Dataset records:
* Start *

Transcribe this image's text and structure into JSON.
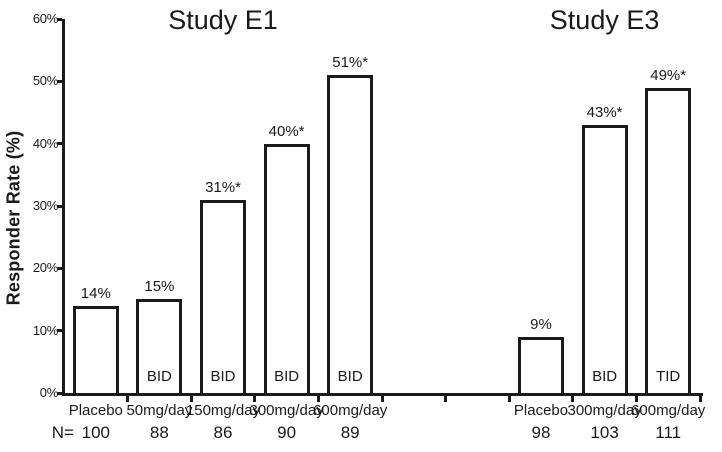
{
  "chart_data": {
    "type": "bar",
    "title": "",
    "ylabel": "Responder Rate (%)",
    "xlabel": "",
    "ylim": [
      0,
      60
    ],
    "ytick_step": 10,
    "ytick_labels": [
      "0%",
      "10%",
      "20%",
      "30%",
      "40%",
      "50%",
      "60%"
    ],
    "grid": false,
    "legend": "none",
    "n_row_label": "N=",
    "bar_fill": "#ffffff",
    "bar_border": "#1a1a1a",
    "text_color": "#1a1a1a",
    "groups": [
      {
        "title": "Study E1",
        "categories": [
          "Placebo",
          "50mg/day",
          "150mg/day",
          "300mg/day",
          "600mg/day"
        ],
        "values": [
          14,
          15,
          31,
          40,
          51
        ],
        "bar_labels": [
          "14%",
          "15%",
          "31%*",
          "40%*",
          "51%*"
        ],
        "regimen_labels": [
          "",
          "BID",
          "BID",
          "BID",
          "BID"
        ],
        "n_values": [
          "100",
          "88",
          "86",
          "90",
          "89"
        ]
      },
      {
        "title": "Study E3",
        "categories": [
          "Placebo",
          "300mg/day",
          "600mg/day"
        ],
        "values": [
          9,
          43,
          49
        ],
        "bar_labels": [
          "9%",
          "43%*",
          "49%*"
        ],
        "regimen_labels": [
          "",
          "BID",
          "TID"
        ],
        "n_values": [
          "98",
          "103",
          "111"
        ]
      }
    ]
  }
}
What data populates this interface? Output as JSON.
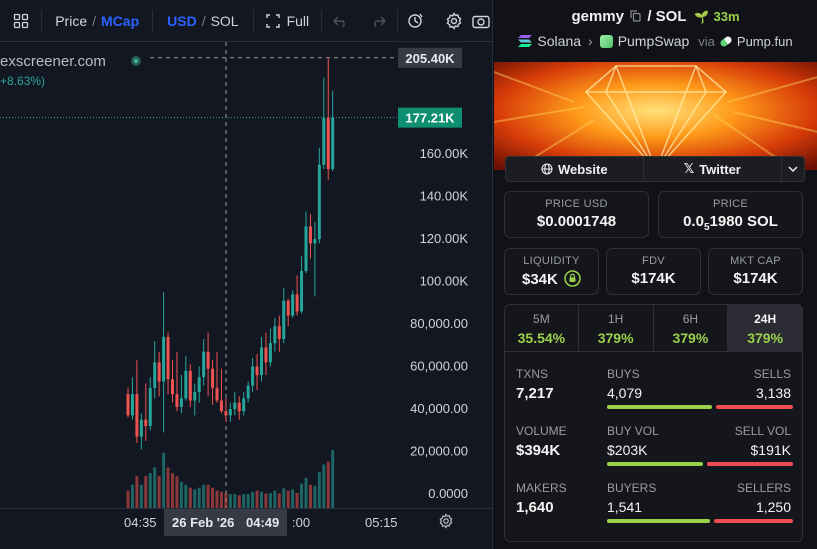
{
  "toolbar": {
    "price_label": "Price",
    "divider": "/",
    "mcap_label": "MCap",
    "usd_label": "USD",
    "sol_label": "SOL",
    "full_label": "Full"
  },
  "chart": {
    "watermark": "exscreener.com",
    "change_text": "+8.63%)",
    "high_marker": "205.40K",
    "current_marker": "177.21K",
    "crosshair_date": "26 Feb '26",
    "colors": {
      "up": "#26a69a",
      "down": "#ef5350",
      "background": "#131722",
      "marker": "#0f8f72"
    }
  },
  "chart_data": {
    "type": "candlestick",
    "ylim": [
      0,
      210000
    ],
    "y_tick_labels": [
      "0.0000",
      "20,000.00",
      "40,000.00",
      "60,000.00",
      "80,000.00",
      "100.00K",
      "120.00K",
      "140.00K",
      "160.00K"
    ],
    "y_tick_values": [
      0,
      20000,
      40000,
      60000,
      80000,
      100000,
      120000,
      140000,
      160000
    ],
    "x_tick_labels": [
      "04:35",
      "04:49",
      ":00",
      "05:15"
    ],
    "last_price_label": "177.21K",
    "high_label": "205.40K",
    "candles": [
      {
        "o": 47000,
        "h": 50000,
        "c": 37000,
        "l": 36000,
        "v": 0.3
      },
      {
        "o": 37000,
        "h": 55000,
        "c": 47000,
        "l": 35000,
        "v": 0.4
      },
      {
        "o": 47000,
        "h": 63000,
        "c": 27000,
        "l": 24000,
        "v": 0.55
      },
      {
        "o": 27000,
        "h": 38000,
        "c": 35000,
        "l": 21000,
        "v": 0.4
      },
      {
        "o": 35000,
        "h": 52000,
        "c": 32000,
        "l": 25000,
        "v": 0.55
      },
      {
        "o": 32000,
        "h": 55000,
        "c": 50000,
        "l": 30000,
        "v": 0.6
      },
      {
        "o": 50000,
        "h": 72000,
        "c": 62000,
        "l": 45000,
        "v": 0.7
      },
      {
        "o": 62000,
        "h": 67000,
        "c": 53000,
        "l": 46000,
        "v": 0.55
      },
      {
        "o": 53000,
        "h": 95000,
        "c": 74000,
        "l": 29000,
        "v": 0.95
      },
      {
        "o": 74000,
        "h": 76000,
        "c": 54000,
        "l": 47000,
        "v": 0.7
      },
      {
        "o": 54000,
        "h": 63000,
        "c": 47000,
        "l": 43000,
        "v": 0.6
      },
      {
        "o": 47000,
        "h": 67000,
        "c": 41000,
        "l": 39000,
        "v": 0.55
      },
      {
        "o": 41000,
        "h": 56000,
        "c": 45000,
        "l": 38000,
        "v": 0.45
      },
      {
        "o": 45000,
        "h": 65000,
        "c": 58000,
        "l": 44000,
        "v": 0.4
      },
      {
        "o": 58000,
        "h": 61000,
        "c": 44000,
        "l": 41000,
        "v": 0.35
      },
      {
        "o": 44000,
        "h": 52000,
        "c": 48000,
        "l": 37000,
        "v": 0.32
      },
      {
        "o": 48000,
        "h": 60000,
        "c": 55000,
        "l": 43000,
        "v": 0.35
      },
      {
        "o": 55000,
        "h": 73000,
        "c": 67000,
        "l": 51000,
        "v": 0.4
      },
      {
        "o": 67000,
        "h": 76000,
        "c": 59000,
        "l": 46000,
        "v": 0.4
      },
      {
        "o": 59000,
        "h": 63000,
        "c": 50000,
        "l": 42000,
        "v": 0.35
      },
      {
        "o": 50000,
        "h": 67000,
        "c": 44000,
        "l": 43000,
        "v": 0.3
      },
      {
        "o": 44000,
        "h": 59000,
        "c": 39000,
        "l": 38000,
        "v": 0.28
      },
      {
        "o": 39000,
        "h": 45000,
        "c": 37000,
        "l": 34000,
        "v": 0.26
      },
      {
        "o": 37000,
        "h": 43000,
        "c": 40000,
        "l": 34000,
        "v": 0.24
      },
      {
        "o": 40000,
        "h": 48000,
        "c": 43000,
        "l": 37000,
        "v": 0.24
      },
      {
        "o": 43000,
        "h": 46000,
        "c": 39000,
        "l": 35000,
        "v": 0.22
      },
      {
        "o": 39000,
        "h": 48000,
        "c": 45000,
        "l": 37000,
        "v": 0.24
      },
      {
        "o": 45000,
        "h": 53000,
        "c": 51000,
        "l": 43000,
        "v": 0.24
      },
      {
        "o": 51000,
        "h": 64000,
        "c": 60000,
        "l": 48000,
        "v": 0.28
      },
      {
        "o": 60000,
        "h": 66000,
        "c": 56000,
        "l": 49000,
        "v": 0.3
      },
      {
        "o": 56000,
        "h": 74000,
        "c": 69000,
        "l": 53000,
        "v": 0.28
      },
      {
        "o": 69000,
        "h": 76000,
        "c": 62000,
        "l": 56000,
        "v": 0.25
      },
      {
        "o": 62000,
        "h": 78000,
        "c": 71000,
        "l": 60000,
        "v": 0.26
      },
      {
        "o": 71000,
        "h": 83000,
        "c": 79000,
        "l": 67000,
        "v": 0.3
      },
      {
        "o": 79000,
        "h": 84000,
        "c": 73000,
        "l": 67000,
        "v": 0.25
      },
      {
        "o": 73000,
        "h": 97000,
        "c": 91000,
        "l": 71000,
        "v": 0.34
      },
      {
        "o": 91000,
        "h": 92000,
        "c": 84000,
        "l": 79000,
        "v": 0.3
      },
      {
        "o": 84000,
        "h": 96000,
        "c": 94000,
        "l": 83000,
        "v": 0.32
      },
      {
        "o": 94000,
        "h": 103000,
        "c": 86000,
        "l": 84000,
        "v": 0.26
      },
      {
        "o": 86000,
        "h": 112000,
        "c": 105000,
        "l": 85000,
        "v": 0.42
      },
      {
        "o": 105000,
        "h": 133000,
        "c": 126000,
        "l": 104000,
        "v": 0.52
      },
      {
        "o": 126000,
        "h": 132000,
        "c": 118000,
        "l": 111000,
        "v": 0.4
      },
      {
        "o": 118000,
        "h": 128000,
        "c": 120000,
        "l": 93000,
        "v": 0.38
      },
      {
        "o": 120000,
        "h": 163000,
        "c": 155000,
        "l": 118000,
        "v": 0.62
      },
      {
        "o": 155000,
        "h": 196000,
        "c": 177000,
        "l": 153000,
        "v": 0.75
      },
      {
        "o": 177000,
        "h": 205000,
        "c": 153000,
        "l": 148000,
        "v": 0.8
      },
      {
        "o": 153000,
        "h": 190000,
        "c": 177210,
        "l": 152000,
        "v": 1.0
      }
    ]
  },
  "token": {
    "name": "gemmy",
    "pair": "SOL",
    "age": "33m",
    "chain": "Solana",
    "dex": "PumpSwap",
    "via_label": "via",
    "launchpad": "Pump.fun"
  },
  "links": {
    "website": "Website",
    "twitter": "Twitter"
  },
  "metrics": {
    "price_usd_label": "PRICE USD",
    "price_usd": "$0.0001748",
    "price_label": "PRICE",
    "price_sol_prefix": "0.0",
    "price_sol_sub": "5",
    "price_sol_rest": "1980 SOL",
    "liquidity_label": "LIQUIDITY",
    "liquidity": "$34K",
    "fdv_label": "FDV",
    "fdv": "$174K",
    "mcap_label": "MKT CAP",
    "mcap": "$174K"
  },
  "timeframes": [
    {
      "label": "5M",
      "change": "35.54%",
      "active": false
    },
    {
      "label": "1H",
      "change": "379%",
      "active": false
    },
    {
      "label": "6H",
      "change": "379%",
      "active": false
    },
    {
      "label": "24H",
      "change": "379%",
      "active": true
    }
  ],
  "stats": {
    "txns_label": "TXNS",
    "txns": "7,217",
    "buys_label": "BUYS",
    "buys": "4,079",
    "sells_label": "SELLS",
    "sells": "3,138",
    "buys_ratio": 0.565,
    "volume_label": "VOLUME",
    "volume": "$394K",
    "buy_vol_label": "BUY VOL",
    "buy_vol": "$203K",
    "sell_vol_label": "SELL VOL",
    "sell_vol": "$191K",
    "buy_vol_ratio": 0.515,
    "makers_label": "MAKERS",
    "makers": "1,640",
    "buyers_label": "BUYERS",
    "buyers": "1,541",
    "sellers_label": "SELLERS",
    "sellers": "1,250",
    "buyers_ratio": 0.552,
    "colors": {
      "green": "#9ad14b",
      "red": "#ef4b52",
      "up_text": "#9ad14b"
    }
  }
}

* End *

Identify and copy lines that hold the string "this".

WRITTEN REPLY:
Transcribe this image's text and structure into JSON.
What data populates this interface? Output as JSON.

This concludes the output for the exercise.